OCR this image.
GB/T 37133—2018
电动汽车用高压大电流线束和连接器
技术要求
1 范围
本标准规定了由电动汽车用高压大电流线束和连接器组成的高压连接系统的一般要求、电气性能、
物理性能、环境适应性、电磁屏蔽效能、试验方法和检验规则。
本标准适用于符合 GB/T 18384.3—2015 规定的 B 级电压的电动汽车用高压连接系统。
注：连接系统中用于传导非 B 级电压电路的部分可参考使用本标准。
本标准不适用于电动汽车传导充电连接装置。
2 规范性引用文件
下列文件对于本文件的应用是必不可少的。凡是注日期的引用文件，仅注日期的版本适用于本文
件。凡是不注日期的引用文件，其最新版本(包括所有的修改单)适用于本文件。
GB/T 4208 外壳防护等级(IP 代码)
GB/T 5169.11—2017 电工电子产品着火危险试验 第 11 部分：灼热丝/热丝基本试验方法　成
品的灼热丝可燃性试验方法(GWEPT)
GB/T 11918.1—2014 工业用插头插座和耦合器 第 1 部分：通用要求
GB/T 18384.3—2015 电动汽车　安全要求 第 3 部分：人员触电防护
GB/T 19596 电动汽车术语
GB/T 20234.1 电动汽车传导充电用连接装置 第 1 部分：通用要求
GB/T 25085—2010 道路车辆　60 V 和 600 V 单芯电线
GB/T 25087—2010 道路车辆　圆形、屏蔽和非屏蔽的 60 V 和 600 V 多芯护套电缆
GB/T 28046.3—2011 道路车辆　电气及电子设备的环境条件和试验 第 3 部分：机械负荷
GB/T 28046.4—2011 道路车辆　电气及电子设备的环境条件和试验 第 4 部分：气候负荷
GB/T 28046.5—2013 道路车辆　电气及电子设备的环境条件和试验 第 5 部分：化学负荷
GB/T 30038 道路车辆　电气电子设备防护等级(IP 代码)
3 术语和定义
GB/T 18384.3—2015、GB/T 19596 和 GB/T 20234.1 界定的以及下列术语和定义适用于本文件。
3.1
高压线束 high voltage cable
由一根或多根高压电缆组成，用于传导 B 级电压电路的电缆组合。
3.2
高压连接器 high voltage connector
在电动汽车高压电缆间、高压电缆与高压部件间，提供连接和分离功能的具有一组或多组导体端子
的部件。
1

*****

> Exercise details: Above are some records; extract every one of them exactly.

> Written response:
OCR this image.
GB/T 37133—2018
电动汽车用高压大电流线束和连接器
技术要求
1 范围
本标准规定了由电动汽车用高压大电流线束和连接器组成的高压连接系统的一般要求、电气性能、
物理性能、环境适应性、电磁屏蔽效能、试验方法和检验规则。
本标准适用于符合 GB/T 18384.3—2015 规定的 B 级电压的电动汽车用高压连接系统。
注：连接系统中用于传导非 B 级电压电路的部分可参考使用本标准。
本标准不适用于电动汽车传导充电连接装置。
2 规范性引用文件
下列文件对于本文件的应用是必不可少的。凡是注日期的引用文件，仅注日期的版本适用于本文
件。凡是不注日期的引用文件，其最新版本(包括所有的修改单)适用于本文件。
GB/T 4208 外壳防护等级(IP 代码)
GB/T 5169.11—2017 电工电子产品着火危险试验 第 11 部分：灼热丝/热丝基本试验方法　成
品的灼热丝可燃性试验方法(GWEPT)
GB/T 11918.1—2014 工业用插头插座和耦合器 第 1 部分：通用要求
GB/T 18384.3—2015 电动汽车　安全要求 第 3 部分：人员触电防护
GB/T 19596 电动汽车术语
GB/T 20234.1 电动汽车传导充电用连接装置 第 1 部分：通用要求
GB/T 25085—2010 道路车辆　60 V 和 600 V 单芯电线
GB/T 25087—2010 道路车辆　圆形、屏蔽和非屏蔽的 60 V 和 600 V 多芯护套电缆
GB/T 28046.3—2011 道路车辆　电气及电子设备的环境条件和试验 第 3 部分：机械负荷
GB/T 28046.4—2011 道路车辆　电气及电子设备的环境条件和试验 第 4 部分：气候负荷
GB/T 28046.5—2013 道路车辆　电气及电子设备的环境条件和试验 第 5 部分：化学负荷
GB/T 30038 道路车辆　电气电子设备防护等级(IP 代码)
3 术语和定义
GB/T 18384.3—2015、GB/T 19596 和 GB/T 20234.1 界定的以及下列术语和定义适用于本文件。
3.1
高压线束 high voltage cable
由一根或多根高压电缆组成，用于传导 B 级电压电路的电缆组合。
3.2
高压连接器 high voltage connector
在电动汽车高压电缆间、高压电缆与高压部件间，提供连接和分离功能的具有一组或多组导体端子
的部件。
1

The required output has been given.